== Source data ==
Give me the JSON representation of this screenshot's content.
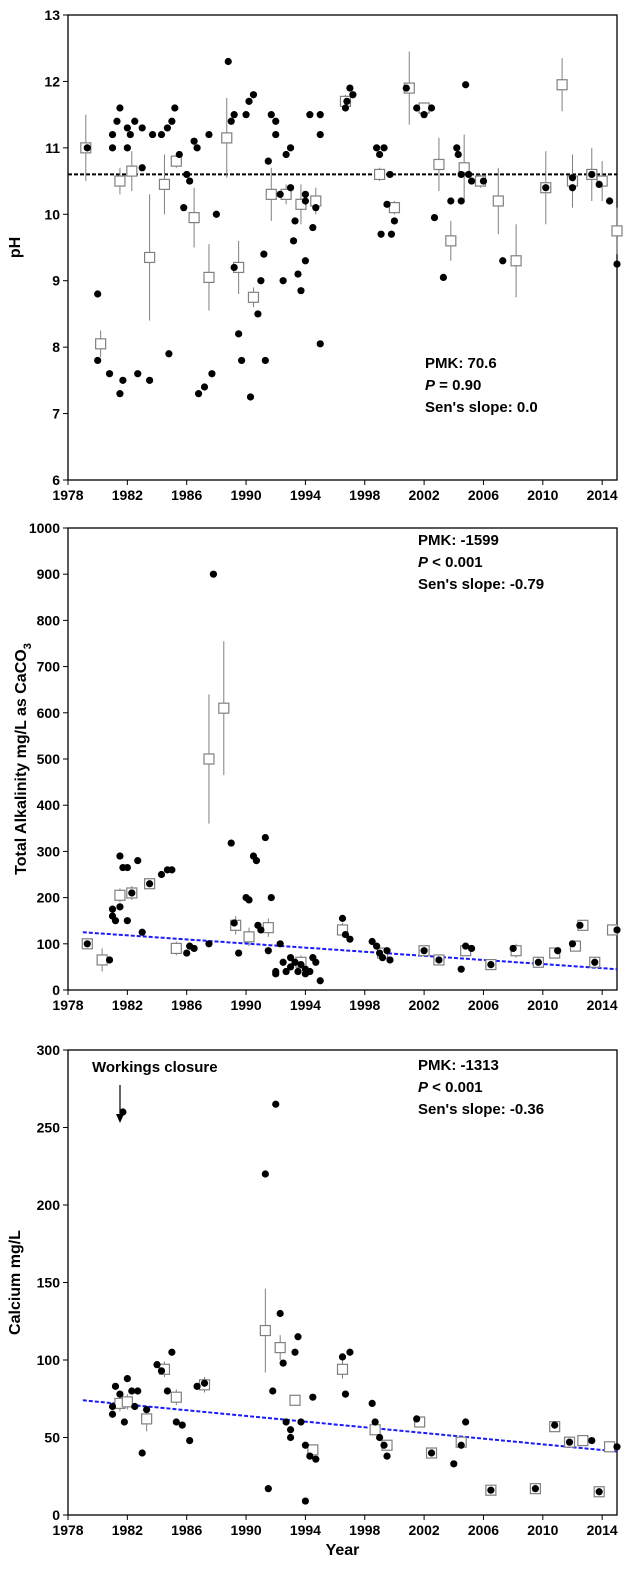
{
  "chart_data": [
    {
      "type": "scatter",
      "ylabel": "pH",
      "xlim": [
        1978,
        2015
      ],
      "xticks": [
        1978,
        1982,
        1986,
        1990,
        1994,
        1998,
        2002,
        2006,
        2010,
        2014
      ],
      "ylim": [
        6,
        13
      ],
      "yticks": [
        6,
        7,
        8,
        9,
        10,
        11,
        12,
        13
      ],
      "series": [
        {
          "color": "#000000",
          "marker": "circle",
          "x": [
            1979.3,
            1980,
            1980,
            1980.8,
            1981,
            1981,
            1981.3,
            1981.5,
            1981.5,
            1981.7,
            1982,
            1982,
            1982.2,
            1982.5,
            1982.7,
            1983,
            1983,
            1983.5,
            1983.7,
            1984.3,
            1984.7,
            1984.8,
            1985,
            1985.2,
            1985.5,
            1985.8,
            1986,
            1986.2,
            1986.5,
            1986.7,
            1986.8,
            1987.2,
            1987.5,
            1987.7,
            1988,
            1988.8,
            1989,
            1989.2,
            1989.2,
            1989.5,
            1989.7,
            1990,
            1990.2,
            1990.3,
            1990.5,
            1990.8,
            1991,
            1991.2,
            1991.3,
            1991.5,
            1991.7,
            1992,
            1992,
            1992.3,
            1992.5,
            1992.7,
            1993,
            1993,
            1993.2,
            1993.3,
            1993.5,
            1993.7,
            1994,
            1994,
            1994,
            1994.3,
            1994.5,
            1994.7,
            1995,
            1995,
            1995,
            1996.7,
            1996.8,
            1997,
            1997.2,
            1998.8,
            1999,
            1999.1,
            1999.3,
            1999.5,
            1999.7,
            1999.8,
            2000,
            2000.8,
            2001.5,
            2002,
            2002.5,
            2002.7,
            2003.3,
            2003.8,
            2004.2,
            2004.3,
            2004.5,
            2004.5,
            2004.8,
            2005,
            2005.2,
            2006,
            2007.3,
            2010.2,
            2012,
            2012,
            2013.3,
            2013.8,
            2014.5,
            2015
          ],
          "values": [
            11.0,
            8.8,
            7.8,
            7.6,
            11.2,
            11.0,
            11.4,
            11.6,
            7.3,
            7.5,
            11.3,
            11.0,
            11.2,
            11.4,
            7.6,
            11.3,
            10.7,
            7.5,
            11.2,
            11.2,
            11.3,
            7.9,
            11.4,
            11.6,
            10.9,
            10.1,
            10.6,
            10.5,
            11.1,
            11.0,
            7.3,
            7.4,
            11.2,
            7.6,
            10.0,
            12.3,
            11.4,
            11.5,
            9.2,
            8.2,
            7.8,
            11.5,
            11.7,
            7.25,
            11.8,
            8.5,
            9.0,
            9.4,
            7.8,
            10.8,
            11.5,
            11.4,
            11.2,
            10.3,
            9.0,
            10.9,
            11.0,
            10.4,
            9.6,
            9.9,
            9.1,
            8.85,
            9.3,
            10.2,
            10.3,
            11.5,
            9.8,
            10.1,
            11.2,
            11.5,
            8.05,
            11.6,
            11.7,
            11.9,
            11.8,
            11.0,
            10.9,
            9.7,
            11.0,
            10.15,
            10.6,
            9.7,
            9.9,
            11.9,
            11.6,
            11.5,
            11.6,
            9.95,
            9.05,
            10.2,
            11.0,
            10.9,
            10.6,
            10.2,
            11.95,
            10.6,
            10.5,
            10.5,
            9.3,
            10.4,
            10.4,
            10.55,
            10.6,
            10.45,
            10.2,
            9.25
          ]
        },
        {
          "color": "#808080",
          "marker": "square",
          "x": [
            1979.2,
            1980.2,
            1981.5,
            1982.3,
            1983.5,
            1984.5,
            1985.3,
            1986.5,
            1987.5,
            1988.7,
            1989.5,
            1990.5,
            1991.7,
            1992.7,
            1993.7,
            1994.7,
            1996.7,
            1999,
            2000,
            2001,
            2002,
            2003,
            2003.8,
            2004.7,
            2005.8,
            2007,
            2008.2,
            2010.2,
            2011.3,
            2012,
            2013.3,
            2014,
            2015
          ],
          "values": [
            11.0,
            8.05,
            10.5,
            10.65,
            9.35,
            10.45,
            10.8,
            9.95,
            9.05,
            11.15,
            9.2,
            8.75,
            10.3,
            10.3,
            10.15,
            10.2,
            11.7,
            10.6,
            10.1,
            11.9,
            11.6,
            10.75,
            9.6,
            10.7,
            10.5,
            10.2,
            9.3,
            10.4,
            11.95,
            10.5,
            10.6,
            10.5,
            9.75
          ],
          "errors": [
            0.5,
            0.2,
            0.2,
            0.3,
            0.95,
            0.45,
            0.1,
            0.45,
            0.5,
            0.6,
            0.4,
            0.15,
            0.4,
            0.15,
            0.3,
            0.2,
            0.1,
            0.1,
            0.1,
            0.55,
            0.05,
            0.4,
            0.3,
            0.5,
            0.1,
            0.5,
            0.55,
            0.55,
            0.4,
            0.4,
            0.4,
            0.3,
            0.35
          ]
        }
      ],
      "trend": {
        "x": [
          1978,
          2015
        ],
        "values": [
          10.6,
          10.6
        ],
        "color": "#000000"
      },
      "pmk": "PMK: 70.6",
      "p_symbol": "P",
      "p_value": " = 0.90",
      "sens_slope": "Sen's slope: 0.0"
    },
    {
      "type": "scatter",
      "ylabel": "Total Alkalinity mg/L as CaCO",
      "ylabel_sub": "3",
      "xlim": [
        1978,
        2015
      ],
      "xticks": [
        1978,
        1982,
        1986,
        1990,
        1994,
        1998,
        2002,
        2006,
        2010,
        2014
      ],
      "ylim": [
        0,
        1000
      ],
      "yticks": [
        0,
        100,
        200,
        300,
        400,
        500,
        600,
        700,
        800,
        900,
        1000
      ],
      "series": [
        {
          "color": "#000000",
          "marker": "circle",
          "x": [
            1979.3,
            1980.8,
            1981,
            1981,
            1981.2,
            1981.5,
            1981.5,
            1981.7,
            1982,
            1982,
            1982.3,
            1982.7,
            1983,
            1983.5,
            1984.3,
            1984.7,
            1985,
            1986,
            1986.2,
            1986.5,
            1987.5,
            1987.8,
            1989,
            1989.2,
            1989.5,
            1990,
            1990.2,
            1990.5,
            1990.7,
            1990.8,
            1991,
            1991.3,
            1991.5,
            1991.7,
            1992,
            1992,
            1992.3,
            1992.5,
            1992.7,
            1993,
            1993,
            1993.3,
            1993.5,
            1993.7,
            1994,
            1994,
            1994.3,
            1994.5,
            1994.7,
            1995,
            1996.5,
            1996.7,
            1997,
            1998.5,
            1998.8,
            1999,
            1999.2,
            1999.5,
            1999.7,
            2002,
            2003,
            2004.5,
            2004.8,
            2005.2,
            2006.5,
            2008,
            2009.7,
            2011,
            2012,
            2012.5,
            2013.5,
            2015
          ],
          "values": [
            100,
            65,
            175,
            160,
            150,
            290,
            180,
            265,
            265,
            150,
            210,
            280,
            125,
            230,
            250,
            260,
            260,
            80,
            95,
            90,
            100,
            900,
            318,
            145,
            80,
            200,
            195,
            290,
            280,
            140,
            130,
            330,
            85,
            200,
            35,
            40,
            100,
            60,
            40,
            70,
            50,
            60,
            40,
            55,
            35,
            45,
            40,
            70,
            60,
            20,
            155,
            120,
            110,
            105,
            95,
            80,
            70,
            85,
            65,
            85,
            65,
            45,
            95,
            90,
            55,
            90,
            60,
            85,
            100,
            140,
            60,
            130
          ]
        },
        {
          "color": "#808080",
          "marker": "square",
          "x": [
            1979.3,
            1980.3,
            1981.5,
            1982.3,
            1983.5,
            1985.3,
            1987.5,
            1988.5,
            1989.3,
            1990.2,
            1991.5,
            1993.7,
            1996.5,
            1999.2,
            2002,
            2003,
            2004.8,
            2006.5,
            2008.2,
            2009.7,
            2010.8,
            2012.2,
            2012.7,
            2013.5,
            2014.7
          ],
          "values": [
            100,
            65,
            205,
            210,
            230,
            90,
            500,
            610,
            140,
            115,
            135,
            60,
            130,
            80,
            85,
            65,
            85,
            55,
            85,
            60,
            80,
            95,
            140,
            60,
            130
          ],
          "errors": [
            5,
            25,
            15,
            15,
            10,
            15,
            140,
            145,
            20,
            20,
            20,
            15,
            15,
            10,
            10,
            5,
            10,
            5,
            15,
            5,
            5,
            5,
            5,
            5,
            5
          ]
        }
      ],
      "trend": {
        "x": [
          1979,
          2015
        ],
        "values": [
          125,
          45
        ],
        "color": "#1a1aff"
      },
      "pmk": "PMK: -1599",
      "p_symbol": "P",
      "p_value": " < 0.001",
      "sens_slope": "Sen's slope: -0.79"
    },
    {
      "type": "scatter",
      "ylabel": "Calcium mg/L",
      "xlabel": "Year",
      "xlim": [
        1978,
        2015
      ],
      "xticks": [
        1978,
        1982,
        1986,
        1990,
        1994,
        1998,
        2002,
        2006,
        2010,
        2014
      ],
      "ylim": [
        0,
        300
      ],
      "yticks": [
        0,
        50,
        100,
        150,
        200,
        250,
        300
      ],
      "series": [
        {
          "color": "#000000",
          "marker": "circle",
          "x": [
            1981,
            1981,
            1981.2,
            1981.5,
            1981.7,
            1981.8,
            1982,
            1982.3,
            1982.5,
            1982.7,
            1983,
            1983.3,
            1984,
            1984.3,
            1984.7,
            1985,
            1985.3,
            1985.7,
            1986.2,
            1986.7,
            1987.2,
            1991.3,
            1991.5,
            1991.8,
            1992,
            1992.3,
            1992.5,
            1992.7,
            1993,
            1993,
            1993.3,
            1993.5,
            1993.7,
            1994,
            1994,
            1994.3,
            1994.5,
            1994.7,
            1996.5,
            1996.7,
            1997,
            1998.5,
            1998.7,
            1999,
            1999.3,
            1999.5,
            2001.5,
            2002.5,
            2004,
            2004.5,
            2004.8,
            2006.5,
            2009.5,
            2010.8,
            2011.8,
            2013.3,
            2013.8,
            2015
          ],
          "values": [
            65,
            70,
            83,
            78,
            260,
            60,
            88,
            80,
            70,
            80,
            40,
            68,
            97,
            93,
            80,
            105,
            60,
            58,
            48,
            83,
            85,
            220,
            17,
            80,
            265,
            130,
            98,
            60,
            50,
            55,
            105,
            115,
            60,
            45,
            9,
            38,
            76,
            36,
            102,
            78,
            105,
            72,
            60,
            50,
            45,
            38,
            62,
            40,
            33,
            45,
            60,
            16,
            17,
            58,
            47,
            48,
            15,
            44
          ]
        },
        {
          "color": "#808080",
          "marker": "square",
          "x": [
            1981.5,
            1982,
            1983.3,
            1984.5,
            1985.3,
            1987.2,
            1991.3,
            1992.3,
            1993.3,
            1994.5,
            1996.5,
            1998.7,
            1999.5,
            2001.7,
            2002.5,
            2004.5,
            2006.5,
            2009.5,
            2010.8,
            2011.8,
            2012.7,
            2013.8,
            2014.5
          ],
          "values": [
            72,
            73,
            62,
            94,
            76,
            84,
            119,
            108,
            74,
            42,
            94,
            55,
            45,
            60,
            40,
            47,
            16,
            17,
            57,
            47,
            48,
            15,
            44
          ],
          "errors": [
            5,
            5,
            8,
            5,
            5,
            5,
            27,
            8,
            3,
            3,
            6,
            3,
            3,
            3,
            2,
            3,
            2,
            2,
            2,
            2,
            2,
            2,
            2
          ]
        }
      ],
      "trend": {
        "x": [
          1979,
          2015
        ],
        "values": [
          74,
          41
        ],
        "color": "#1a1aff"
      },
      "pmk": "PMK: -1313",
      "p_symbol": "P",
      "p_value": " < 0.001",
      "sens_slope": "Sen's slope: -0.36",
      "arrow_label": "Workings closure"
    }
  ]
}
===
*What the task requires*: The word "slope" appears in how many lines of the data? Answer with only the number.

*Finished answer*: 3